_EXERCISE PROMPT_. Write out every entry exactly as it stands.

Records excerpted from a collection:
⟨

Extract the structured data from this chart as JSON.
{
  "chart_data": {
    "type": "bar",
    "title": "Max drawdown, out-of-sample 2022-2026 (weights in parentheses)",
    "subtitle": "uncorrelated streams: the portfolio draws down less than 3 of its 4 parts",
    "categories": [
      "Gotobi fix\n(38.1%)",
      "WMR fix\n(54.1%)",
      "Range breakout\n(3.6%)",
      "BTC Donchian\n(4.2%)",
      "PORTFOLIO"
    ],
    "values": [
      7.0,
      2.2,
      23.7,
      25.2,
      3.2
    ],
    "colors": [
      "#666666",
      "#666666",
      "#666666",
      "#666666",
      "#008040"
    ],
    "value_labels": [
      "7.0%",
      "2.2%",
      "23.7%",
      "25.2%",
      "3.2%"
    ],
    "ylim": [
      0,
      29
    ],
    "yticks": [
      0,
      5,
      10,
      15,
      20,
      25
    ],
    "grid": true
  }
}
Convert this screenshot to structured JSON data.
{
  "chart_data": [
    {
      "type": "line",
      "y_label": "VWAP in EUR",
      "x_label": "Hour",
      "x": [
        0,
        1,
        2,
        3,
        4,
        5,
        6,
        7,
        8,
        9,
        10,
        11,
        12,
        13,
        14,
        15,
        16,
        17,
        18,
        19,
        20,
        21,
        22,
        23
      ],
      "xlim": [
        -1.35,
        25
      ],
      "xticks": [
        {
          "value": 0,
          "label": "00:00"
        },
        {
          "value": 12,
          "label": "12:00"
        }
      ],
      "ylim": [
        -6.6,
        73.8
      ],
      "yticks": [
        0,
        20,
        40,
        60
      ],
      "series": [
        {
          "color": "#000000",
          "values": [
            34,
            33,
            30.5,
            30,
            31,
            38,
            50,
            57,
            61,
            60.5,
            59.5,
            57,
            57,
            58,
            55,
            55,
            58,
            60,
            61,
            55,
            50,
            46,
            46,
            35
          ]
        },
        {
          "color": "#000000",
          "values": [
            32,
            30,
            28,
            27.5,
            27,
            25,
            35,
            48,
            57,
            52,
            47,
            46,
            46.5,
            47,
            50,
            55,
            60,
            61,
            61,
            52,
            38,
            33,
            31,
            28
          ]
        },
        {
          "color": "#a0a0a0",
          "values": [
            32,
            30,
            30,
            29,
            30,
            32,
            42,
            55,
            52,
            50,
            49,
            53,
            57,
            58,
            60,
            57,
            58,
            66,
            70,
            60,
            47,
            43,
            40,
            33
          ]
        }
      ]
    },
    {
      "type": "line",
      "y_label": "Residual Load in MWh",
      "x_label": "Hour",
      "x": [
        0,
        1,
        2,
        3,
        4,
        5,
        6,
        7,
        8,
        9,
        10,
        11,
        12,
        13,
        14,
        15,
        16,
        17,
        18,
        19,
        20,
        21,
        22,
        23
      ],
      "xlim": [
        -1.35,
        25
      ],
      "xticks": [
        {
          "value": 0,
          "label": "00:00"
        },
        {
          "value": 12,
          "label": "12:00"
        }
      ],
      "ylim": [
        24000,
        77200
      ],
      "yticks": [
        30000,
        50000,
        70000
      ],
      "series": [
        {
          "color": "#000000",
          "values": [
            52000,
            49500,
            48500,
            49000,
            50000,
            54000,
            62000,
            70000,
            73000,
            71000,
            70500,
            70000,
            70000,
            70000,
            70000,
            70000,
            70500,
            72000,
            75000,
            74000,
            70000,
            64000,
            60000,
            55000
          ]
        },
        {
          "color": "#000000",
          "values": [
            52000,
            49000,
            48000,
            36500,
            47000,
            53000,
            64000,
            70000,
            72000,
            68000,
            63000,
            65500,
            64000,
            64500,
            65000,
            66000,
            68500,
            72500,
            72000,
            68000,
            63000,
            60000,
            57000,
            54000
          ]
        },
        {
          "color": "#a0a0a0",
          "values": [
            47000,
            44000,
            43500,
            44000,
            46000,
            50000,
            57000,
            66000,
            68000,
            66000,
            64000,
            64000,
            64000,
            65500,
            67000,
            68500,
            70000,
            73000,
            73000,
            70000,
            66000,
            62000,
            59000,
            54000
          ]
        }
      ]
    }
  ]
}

⟩

_RESPONSE BELOW_.
Extract the structured data from this chart as JSON.
{
  "chart_data": {
    "type": "bar",
    "title": "Max drawdown, out-of-sample 2022-2026 (weights in parentheses)",
    "subtitle": "uncorrelated streams: the portfolio draws down less than 3 of its 4 parts",
    "categories": [
      "Gotobi fix\n(38.1%)",
      "WMR fix\n(54.1%)",
      "Range breakout\n(3.6%)",
      "BTC Donchian\n(4.2%)",
      "PORTFOLIO"
    ],
    "values": [
      7.0,
      2.2,
      23.7,
      25.2,
      3.2
    ],
    "colors": [
      "#666666",
      "#666666",
      "#666666",
      "#666666",
      "#008040"
    ],
    "value_labels": [
      "7.0%",
      "2.2%",
      "23.7%",
      "25.2%",
      "3.2%"
    ],
    "ylim": [
      0,
      29
    ],
    "yticks": [
      0,
      5,
      10,
      15,
      20,
      25
    ],
    "grid": true
  }
}
Convert this screenshot to structured JSON data.
{
  "chart_data": [
    {
      "type": "line",
      "y_label": "VWAP in EUR",
      "x_label": "Hour",
      "x": [
        0,
        1,
        2,
        3,
        4,
        5,
        6,
        7,
        8,
        9,
        10,
        11,
        12,
        13,
        14,
        15,
        16,
        17,
        18,
        19,
        20,
        21,
        22,
        23
      ],
      "xlim": [
        -1.35,
        25
      ],
      "xticks": [
        {
          "value": 0,
          "label": "00:00"
        },
        {
          "value": 12,
          "label": "12:00"
        }
      ],
      "ylim": [
        -6.6,
        73.8
      ],
      "yticks": [
        0,
        20,
        40,
        60
      ],
      "series": [
        {
          "color": "#000000",
          "values": [
            34,
            33,
            30.5,
            30,
            31,
            38,
            50,
            57,
            61,
            60.5,
            59.5,
            57,
            57,
            58,
            55,
            55,
            58,
            60,
            61,
            55,
            50,
            46,
            46,
            35
          ]
        },
        {
          "color": "#000000",
          "values": [
            32,
            30,
            28,
            27.5,
            27,
            25,
            35,
            48,
            57,
            52,
            47,
            46,
            46.5,
            47,
            50,
            55,
            60,
            61,
            61,
            52,
            38,
            33,
            31,
            28
          ]
        },
        {
          "color": "#a0a0a0",
          "values": [
            32,
            30,
            30,
            29,
            30,
            32,
            42,
            55,
            52,
            50,
            49,
            53,
            57,
            58,
            60,
            57,
            58,
            66,
            70,
            60,
            47,
            43,
            40,
            33
          ]
        }
      ]
    },
    {
      "type": "line",
      "y_label": "Residual Load in MWh",
      "x_label": "Hour",
      "x": [
        0,
        1,
        2,
        3,
        4,
        5,
        6,
        7,
        8,
        9,
        10,
        11,
        12,
        13,
        14,
        15,
        16,
        17,
        18,
        19,
        20,
        21,
        22,
        23
      ],
      "xlim": [
        -1.35,
        25
      ],
      "xticks": [
        {
          "value": 0,
          "label": "00:00"
        },
        {
          "value": 12,
          "label": "12:00"
        }
      ],
      "ylim": [
        24000,
        77200
      ],
      "yticks": [
        30000,
        50000,
        70000
      ],
      "series": [
        {
          "color": "#000000",
          "values": [
            52000,
            49500,
            48500,
            49000,
            50000,
            54000,
            62000,
            70000,
            73000,
            71000,
            70500,
            70000,
            70000,
            70000,
            70000,
            70000,
            70500,
            72000,
            75000,
            74000,
            70000,
            64000,
            60000,
            55000
          ]
        },
        {
          "color": "#000000",
          "values": [
            52000,
            49000,
            48000,
            36500,
            47000,
            53000,
            64000,
            70000,
            72000,
            68000,
            63000,
            65500,
            64000,
            64500,
            65000,
            66000,
            68500,
            72500,
            72000,
            68000,
            63000,
            60000,
            57000,
            54000
          ]
        },
        {
          "color": "#a0a0a0",
          "values": [
            47000,
            44000,
            43500,
            44000,
            46000,
            50000,
            57000,
            66000,
            68000,
            66000,
            64000,
            64000,
            64000,
            65500,
            67000,
            68500,
            70000,
            73000,
            73000,
            70000,
            66000,
            62000,
            59000,
            54000
          ]
        }
      ]
    }
  ]
}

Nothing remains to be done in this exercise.